EXTRACT:
Booth Id:
BCHM002
Category:
Biochemistry
Year:
2024
Finalist Names:
Sustrova, Tereza (School: Gymnazium Brno, Trida Kapitana Jarose, Prispevkova Organizace)
Abstract:
Bioluminescence, the process of production and emission of the visible light by living organisms has a great application potential in variety of fields, from basic research, bioimaging to construction of environmentally friendly light sources. Enzymes, generating light by chemical transformation of small organic molecules, so called luciferins, are named luciferases. NanoLuc occupies a sovereign place among luciferases. It is a small but high-performance luciferase with undisclosed blue-light production. Its synthetic luciferin called furimazine has shown cytotoxic effects, poor solubility and expensive preparation that represent significant limitation. Hence, the present research focuses on a structural analysis of NanoLuc complexes with oxidized forms of furimazine and native coelenterazine bonded in the surface allosteric capsule. However, the suppositional active site is located inside the molecule, and, therefore, I made luciferase variants with substituted allosteric site to assess its functionality. Whereas their activities substantially increased in the reaction with coelenterazine, the reaction with furimazine was not significantly affected. The crystallographic analysis of a complex of non-oxidizable luciferin analogue, azacoelenterazine, with the brightest luciferase variant called NanoLuc CTZ has been carried out. The molecular structure confirmed that the catalytic site of this luciferase is located in the centre of β-barrel. In general, the revealed atomic structures enabled to propose the catalytic mechanism of bioluminescent reaction and subsequent mechanism of homotropic negative allostery of NanoLuc luciferase.

PROVIDED DATA:
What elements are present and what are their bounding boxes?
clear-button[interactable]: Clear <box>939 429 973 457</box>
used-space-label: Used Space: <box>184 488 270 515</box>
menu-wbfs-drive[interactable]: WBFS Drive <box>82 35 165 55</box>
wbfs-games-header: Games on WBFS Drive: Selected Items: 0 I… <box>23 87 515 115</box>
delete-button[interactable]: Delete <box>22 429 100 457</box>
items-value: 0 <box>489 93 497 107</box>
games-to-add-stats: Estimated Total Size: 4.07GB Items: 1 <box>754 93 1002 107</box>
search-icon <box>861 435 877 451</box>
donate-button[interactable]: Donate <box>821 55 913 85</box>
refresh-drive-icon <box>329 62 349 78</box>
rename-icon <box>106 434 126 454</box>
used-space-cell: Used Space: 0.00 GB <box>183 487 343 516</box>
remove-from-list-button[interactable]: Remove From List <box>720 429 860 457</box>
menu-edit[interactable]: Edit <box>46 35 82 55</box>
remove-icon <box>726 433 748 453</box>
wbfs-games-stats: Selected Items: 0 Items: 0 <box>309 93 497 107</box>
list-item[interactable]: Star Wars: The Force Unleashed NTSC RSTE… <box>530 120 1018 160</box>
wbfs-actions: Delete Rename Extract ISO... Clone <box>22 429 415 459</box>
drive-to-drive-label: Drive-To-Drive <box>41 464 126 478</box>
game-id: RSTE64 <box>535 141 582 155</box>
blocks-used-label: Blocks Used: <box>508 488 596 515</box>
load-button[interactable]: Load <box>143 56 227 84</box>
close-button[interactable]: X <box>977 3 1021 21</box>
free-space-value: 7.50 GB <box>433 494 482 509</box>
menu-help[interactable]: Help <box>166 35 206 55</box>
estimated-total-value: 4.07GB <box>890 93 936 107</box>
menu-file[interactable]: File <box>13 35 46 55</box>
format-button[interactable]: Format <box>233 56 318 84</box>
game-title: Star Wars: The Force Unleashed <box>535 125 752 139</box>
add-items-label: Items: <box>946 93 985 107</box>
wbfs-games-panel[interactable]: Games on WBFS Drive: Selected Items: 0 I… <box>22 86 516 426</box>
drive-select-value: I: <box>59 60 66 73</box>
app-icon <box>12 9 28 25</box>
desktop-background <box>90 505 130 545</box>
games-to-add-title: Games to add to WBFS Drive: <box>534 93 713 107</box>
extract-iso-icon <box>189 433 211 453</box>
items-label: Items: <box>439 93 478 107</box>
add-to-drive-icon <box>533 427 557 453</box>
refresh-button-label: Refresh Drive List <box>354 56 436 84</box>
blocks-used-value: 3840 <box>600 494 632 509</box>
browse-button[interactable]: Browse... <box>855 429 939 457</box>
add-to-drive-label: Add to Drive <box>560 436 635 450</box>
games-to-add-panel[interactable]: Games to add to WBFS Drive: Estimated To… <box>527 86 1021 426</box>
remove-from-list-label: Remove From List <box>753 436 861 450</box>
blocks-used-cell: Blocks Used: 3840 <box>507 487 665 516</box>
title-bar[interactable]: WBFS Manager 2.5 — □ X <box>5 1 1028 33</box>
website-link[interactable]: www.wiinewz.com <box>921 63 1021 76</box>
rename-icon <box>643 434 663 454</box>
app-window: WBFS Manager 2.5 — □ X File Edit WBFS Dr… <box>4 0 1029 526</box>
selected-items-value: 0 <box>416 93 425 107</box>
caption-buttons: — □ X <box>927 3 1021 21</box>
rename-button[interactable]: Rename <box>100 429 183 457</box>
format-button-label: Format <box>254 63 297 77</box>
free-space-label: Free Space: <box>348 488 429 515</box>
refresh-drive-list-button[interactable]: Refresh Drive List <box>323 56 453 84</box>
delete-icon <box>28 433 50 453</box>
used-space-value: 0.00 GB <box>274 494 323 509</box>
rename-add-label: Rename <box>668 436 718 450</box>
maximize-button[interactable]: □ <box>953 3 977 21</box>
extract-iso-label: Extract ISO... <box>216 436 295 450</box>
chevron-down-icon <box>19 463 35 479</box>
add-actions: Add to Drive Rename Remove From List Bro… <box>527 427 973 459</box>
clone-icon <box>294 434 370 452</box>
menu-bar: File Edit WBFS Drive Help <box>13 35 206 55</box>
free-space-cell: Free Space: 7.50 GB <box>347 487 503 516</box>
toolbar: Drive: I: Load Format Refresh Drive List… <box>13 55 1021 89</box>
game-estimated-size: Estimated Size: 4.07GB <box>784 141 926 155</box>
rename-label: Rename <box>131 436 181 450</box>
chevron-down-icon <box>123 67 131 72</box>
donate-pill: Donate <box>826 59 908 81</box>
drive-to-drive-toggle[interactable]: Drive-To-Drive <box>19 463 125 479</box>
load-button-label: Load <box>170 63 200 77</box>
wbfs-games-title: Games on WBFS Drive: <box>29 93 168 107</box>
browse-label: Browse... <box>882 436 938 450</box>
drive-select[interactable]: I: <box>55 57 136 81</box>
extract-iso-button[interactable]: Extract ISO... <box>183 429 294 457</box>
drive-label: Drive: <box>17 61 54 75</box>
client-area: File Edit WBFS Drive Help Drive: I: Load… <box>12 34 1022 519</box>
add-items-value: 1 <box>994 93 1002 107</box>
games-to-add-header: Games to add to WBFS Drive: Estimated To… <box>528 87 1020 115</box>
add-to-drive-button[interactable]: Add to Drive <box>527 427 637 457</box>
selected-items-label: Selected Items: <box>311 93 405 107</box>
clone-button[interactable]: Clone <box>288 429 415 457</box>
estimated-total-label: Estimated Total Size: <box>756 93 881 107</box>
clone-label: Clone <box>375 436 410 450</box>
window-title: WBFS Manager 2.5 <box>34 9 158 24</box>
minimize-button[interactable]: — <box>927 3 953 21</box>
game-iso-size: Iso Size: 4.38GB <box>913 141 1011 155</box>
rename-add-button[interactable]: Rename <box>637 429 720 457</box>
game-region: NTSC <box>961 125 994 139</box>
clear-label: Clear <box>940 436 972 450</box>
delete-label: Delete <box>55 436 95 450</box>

EXERCISE OBJECTIVE: According to the abstract, why were NanoLuc variants with a substituted allosteric site made? Answer in one to three sentences.

RESULT FOR THIS EXERCISE: The complexes showed the oxidized luciferins bound in a surface allosteric capsule, but the supposed active site is inside the molecule. The variants were made to assess whether that allosteric site is functional.